Can you restate the records below word for word?

(Data entries for graphics)

....................

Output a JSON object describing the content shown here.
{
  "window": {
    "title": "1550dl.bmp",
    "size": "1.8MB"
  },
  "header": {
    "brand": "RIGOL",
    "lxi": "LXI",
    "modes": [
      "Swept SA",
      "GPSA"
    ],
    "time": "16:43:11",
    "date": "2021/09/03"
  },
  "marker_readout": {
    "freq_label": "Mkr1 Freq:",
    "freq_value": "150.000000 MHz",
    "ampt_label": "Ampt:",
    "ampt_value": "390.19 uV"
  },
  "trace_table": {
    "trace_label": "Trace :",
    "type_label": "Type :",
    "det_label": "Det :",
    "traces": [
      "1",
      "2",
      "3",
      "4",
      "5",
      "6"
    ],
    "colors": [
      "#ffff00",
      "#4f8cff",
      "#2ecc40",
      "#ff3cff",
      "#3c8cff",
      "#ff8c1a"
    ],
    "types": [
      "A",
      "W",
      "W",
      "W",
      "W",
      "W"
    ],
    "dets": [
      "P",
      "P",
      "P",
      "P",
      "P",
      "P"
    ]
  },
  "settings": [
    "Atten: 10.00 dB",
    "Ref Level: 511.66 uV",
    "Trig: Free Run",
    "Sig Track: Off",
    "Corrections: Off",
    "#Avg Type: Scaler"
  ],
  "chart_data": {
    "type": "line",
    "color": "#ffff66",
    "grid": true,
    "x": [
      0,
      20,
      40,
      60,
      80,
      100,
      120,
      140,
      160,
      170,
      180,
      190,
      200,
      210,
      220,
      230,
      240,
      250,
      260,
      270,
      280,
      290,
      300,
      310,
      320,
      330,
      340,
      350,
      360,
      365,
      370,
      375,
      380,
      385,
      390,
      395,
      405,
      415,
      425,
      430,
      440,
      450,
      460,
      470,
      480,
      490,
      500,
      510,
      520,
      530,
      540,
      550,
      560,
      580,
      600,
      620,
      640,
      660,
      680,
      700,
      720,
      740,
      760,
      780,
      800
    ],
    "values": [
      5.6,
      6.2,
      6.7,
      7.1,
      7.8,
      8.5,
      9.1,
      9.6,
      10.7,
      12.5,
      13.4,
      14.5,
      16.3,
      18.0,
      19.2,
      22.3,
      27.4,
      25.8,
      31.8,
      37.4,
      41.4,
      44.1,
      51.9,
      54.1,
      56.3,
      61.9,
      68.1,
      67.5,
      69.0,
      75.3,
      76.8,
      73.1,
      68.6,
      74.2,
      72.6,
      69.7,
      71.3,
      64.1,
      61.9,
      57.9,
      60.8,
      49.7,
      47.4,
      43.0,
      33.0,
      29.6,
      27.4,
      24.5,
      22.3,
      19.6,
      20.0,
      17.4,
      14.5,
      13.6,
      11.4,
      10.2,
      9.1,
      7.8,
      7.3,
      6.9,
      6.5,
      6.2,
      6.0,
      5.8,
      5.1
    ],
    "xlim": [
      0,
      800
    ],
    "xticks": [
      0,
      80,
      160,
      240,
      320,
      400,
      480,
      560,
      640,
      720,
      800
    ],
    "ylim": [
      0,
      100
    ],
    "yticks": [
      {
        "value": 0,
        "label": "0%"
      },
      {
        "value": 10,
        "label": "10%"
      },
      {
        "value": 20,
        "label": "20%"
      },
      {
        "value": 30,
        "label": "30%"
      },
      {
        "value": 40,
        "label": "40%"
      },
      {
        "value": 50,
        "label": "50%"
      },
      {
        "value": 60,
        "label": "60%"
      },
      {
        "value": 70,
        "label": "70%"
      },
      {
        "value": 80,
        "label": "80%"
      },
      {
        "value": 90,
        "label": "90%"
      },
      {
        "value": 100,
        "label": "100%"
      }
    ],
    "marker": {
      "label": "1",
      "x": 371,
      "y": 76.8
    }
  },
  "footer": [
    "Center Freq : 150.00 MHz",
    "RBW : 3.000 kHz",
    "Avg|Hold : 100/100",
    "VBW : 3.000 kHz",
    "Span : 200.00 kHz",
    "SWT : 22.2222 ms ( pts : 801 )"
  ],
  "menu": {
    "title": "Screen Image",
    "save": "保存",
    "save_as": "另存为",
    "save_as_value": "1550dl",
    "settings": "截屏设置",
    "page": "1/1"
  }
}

....................

- OUTPUT OF THE TASK
Output a JSON object describing the content shown here.
{
  "window": {
    "title": "1550dl.bmp",
    "size": "1.8MB"
  },
  "header": {
    "brand": "RIGOL",
    "lxi": "LXI",
    "modes": [
      "Swept SA",
      "GPSA"
    ],
    "time": "16:43:11",
    "date": "2021/09/03"
  },
  "marker_readout": {
    "freq_label": "Mkr1 Freq:",
    "freq_value": "150.000000 MHz",
    "ampt_label": "Ampt:",
    "ampt_value": "390.19 uV"
  },
  "trace_table": {
    "trace_label": "Trace :",
    "type_label": "Type :",
    "det_label": "Det :",
    "traces": [
      "1",
      "2",
      "3",
      "4",
      "5",
      "6"
    ],
    "colors": [
      "#ffff00",
      "#4f8cff",
      "#2ecc40",
      "#ff3cff",
      "#3c8cff",
      "#ff8c1a"
    ],
    "types": [
      "A",
      "W",
      "W",
      "W",
      "W",
      "W"
    ],
    "dets": [
      "P",
      "P",
      "P",
      "P",
      "P",
      "P"
    ]
  },
  "settings": [
    "Atten: 10.00 dB",
    "Ref Level: 511.66 uV",
    "Trig: Free Run",
    "Sig Track: Off",
    "Corrections: Off",
    "#Avg Type: Scaler"
  ],
  "chart_data": {
    "type": "line",
    "color": "#ffff66",
    "grid": true,
    "x": [
      0,
      20,
      40,
      60,
      80,
      100,
      120,
      140,
      160,
      170,
      180,
      190,
      200,
      210,
      220,
      230,
      240,
      250,
      260,
      270,
      280,
      290,
      300,
      310,
      320,
      330,
      340,
      350,
      360,
      365,
      370,
      375,
      380,
      385,
      390,
      395,
      405,
      415,
      425,
      430,
      440,
      450,
      460,
      470,
      480,
      490,
      500,
      510,
      520,
      530,
      540,
      550,
      560,
      580,
      600,
      620,
      640,
      660,
      680,
      700,
      720,
      740,
      760,
      780,
      800
    ],
    "values": [
      5.6,
      6.2,
      6.7,
      7.1,
      7.8,
      8.5,
      9.1,
      9.6,
      10.7,
      12.5,
      13.4,
      14.5,
      16.3,
      18.0,
      19.2,
      22.3,
      27.4,
      25.8,
      31.8,
      37.4,
      41.4,
      44.1,
      51.9,
      54.1,
      56.3,
      61.9,
      68.1,
      67.5,
      69.0,
      75.3,
      76.8,
      73.1,
      68.6,
      74.2,
      72.6,
      69.7,
      71.3,
      64.1,
      61.9,
      57.9,
      60.8,
      49.7,
      47.4,
      43.0,
      33.0,
      29.6,
      27.4,
      24.5,
      22.3,
      19.6,
      20.0,
      17.4,
      14.5,
      13.6,
      11.4,
      10.2,
      9.1,
      7.8,
      7.3,
      6.9,
      6.5,
      6.2,
      6.0,
      5.8,
      5.1
    ],
    "xlim": [
      0,
      800
    ],
    "xticks": [
      0,
      80,
      160,
      240,
      320,
      400,
      480,
      560,
      640,
      720,
      800
    ],
    "ylim": [
      0,
      100
    ],
    "yticks": [
      {
        "value": 0,
        "label": "0%"
      },
      {
        "value": 10,
        "label": "10%"
      },
      {
        "value": 20,
        "label": "20%"
      },
      {
        "value": 30,
        "label": "30%"
      },
      {
        "value": 40,
        "label": "40%"
      },
      {
        "value": 50,
        "label": "50%"
      },
      {
        "value": 60,
        "label": "60%"
      },
      {
        "value": 70,
        "label": "70%"
      },
      {
        "value": 80,
        "label": "80%"
      },
      {
        "value": 90,
        "label": "90%"
      },
      {
        "value": 100,
        "label": "100%"
      }
    ],
    "marker": {
      "label": "1",
      "x": 371,
      "y": 76.8
    }
  },
  "footer": [
    "Center Freq : 150.00 MHz",
    "RBW : 3.000 kHz",
    "Avg|Hold : 100/100",
    "VBW : 3.000 kHz",
    "Span : 200.00 kHz",
    "SWT : 22.2222 ms ( pts : 801 )"
  ],
  "menu": {
    "title": "Screen Image",
    "save": "保存",
    "save_as": "另存为",
    "save_as_value": "1550dl",
    "settings": "截屏设置",
    "page": "1/1"
  }
}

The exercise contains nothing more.